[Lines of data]
====================

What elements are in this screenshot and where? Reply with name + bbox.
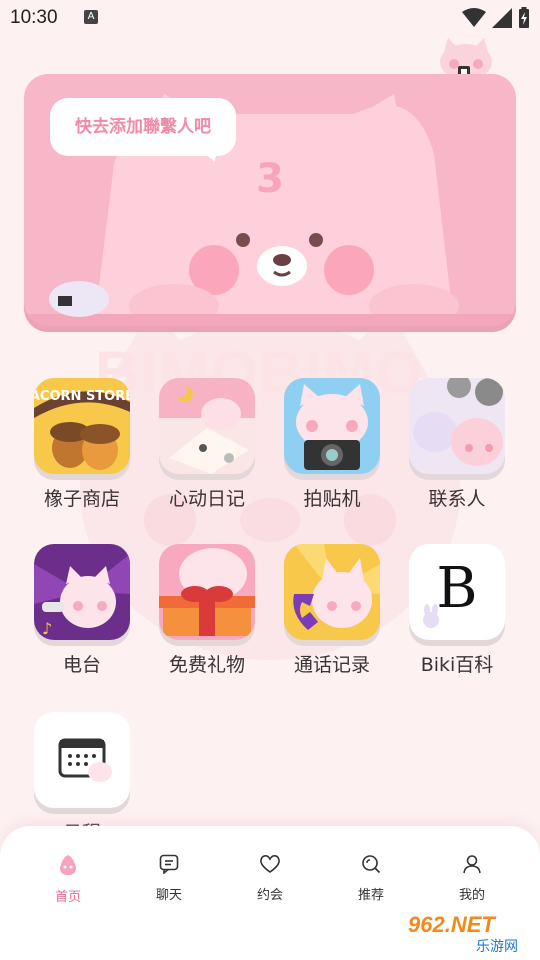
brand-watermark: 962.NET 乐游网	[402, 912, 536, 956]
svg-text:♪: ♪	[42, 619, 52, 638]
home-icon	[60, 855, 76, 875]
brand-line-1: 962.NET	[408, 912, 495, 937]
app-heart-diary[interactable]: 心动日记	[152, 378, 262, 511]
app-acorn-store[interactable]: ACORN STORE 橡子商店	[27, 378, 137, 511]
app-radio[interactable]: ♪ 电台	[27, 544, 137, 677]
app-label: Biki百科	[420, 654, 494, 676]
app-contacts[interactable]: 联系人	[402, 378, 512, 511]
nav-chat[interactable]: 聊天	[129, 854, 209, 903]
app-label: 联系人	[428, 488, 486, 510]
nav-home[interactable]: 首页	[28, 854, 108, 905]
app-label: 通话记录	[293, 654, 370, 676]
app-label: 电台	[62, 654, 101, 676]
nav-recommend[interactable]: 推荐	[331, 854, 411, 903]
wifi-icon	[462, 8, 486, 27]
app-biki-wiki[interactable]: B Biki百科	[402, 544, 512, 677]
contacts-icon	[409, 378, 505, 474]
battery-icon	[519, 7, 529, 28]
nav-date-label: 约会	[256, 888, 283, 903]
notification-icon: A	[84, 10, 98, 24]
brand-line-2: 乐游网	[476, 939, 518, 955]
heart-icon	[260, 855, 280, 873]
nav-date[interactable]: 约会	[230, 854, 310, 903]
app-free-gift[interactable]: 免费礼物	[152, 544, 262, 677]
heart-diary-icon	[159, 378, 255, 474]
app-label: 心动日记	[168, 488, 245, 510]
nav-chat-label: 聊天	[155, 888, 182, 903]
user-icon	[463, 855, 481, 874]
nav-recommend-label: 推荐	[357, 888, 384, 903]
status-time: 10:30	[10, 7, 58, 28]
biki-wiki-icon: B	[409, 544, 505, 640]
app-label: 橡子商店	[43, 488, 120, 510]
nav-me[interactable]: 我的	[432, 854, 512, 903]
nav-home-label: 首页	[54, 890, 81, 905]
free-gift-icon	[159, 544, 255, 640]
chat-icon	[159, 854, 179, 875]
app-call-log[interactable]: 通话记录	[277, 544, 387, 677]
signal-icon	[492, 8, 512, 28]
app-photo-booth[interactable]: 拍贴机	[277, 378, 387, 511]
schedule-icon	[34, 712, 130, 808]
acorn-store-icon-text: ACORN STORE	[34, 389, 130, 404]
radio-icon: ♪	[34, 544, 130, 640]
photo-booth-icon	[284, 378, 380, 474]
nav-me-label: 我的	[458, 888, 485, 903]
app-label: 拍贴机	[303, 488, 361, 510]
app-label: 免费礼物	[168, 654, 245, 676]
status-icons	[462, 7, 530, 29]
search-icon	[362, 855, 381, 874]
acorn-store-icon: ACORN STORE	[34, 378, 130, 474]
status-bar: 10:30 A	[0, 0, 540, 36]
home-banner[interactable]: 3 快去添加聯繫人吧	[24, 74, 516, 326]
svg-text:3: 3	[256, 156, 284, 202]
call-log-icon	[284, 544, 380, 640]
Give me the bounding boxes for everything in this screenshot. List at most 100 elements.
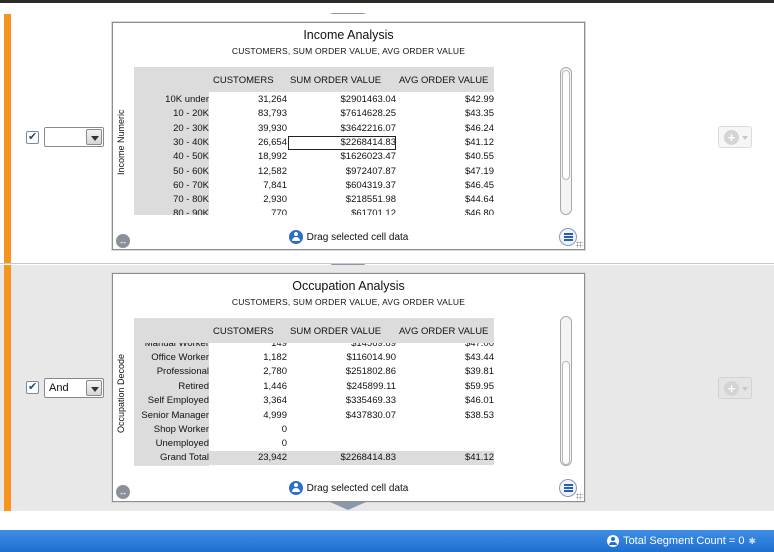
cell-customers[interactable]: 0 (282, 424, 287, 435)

====================

### Goal
Reproduce the stretch of the listing above from the line containing "912, 536, 956]" through the line containing "854, 179, 875]", with every line unchanged.

### Solution to the problem
brand-watermark: 962.NET 乐游网	[402, 912, 536, 956]
svg-text:♪: ♪	[42, 619, 52, 638]
home-icon	[60, 855, 76, 875]
brand-line-1: 962.NET	[408, 912, 495, 937]
app-heart-diary[interactable]: 心动日记	[152, 378, 262, 511]
app-acorn-store[interactable]: ACORN STORE 橡子商店	[27, 378, 137, 511]
app-radio[interactable]: ♪ 电台	[27, 544, 137, 677]
app-label: Biki百科	[420, 654, 494, 676]
app-contacts[interactable]: 联系人	[402, 378, 512, 511]
nav-chat[interactable]: 聊天	[129, 854, 209, 903]
app-label: 联系人	[428, 488, 486, 510]
nav-home[interactable]: 首页	[28, 854, 108, 905]
app-label: 通话记录	[293, 654, 370, 676]
app-label: 电台	[62, 654, 101, 676]
nav-recommend[interactable]: 推荐	[331, 854, 411, 903]
wifi-icon	[462, 8, 486, 27]
app-biki-wiki[interactable]: B Biki百科	[402, 544, 512, 677]
contacts-icon	[409, 378, 505, 474]
battery-icon	[519, 7, 529, 28]
nav-date-label: 约会	[256, 888, 283, 903]
notification-icon: A	[84, 10, 98, 24]
brand-line-2: 乐游网	[476, 939, 518, 955]
heart-icon	[260, 855, 280, 873]
nav-date[interactable]: 约会	[230, 854, 310, 903]
app-free-gift[interactable]: 免费礼物	[152, 544, 262, 677]
heart-diary-icon	[159, 378, 255, 474]
app-label: 心动日记	[168, 488, 245, 510]
nav-chat-label: 聊天	[155, 888, 182, 903]
user-icon	[463, 855, 481, 874]
nav-recommend-label: 推荐	[357, 888, 384, 903]
status-time: 10:30	[10, 7, 58, 28]
biki-wiki-icon: B	[409, 544, 505, 640]
app-label: 橡子商店	[43, 488, 120, 510]
nav-me[interactable]: 我的	[432, 854, 512, 903]
nav-home-label: 首页	[54, 890, 81, 905]
free-gift-icon	[159, 544, 255, 640]
chat-icon	[159, 854, 179, 875]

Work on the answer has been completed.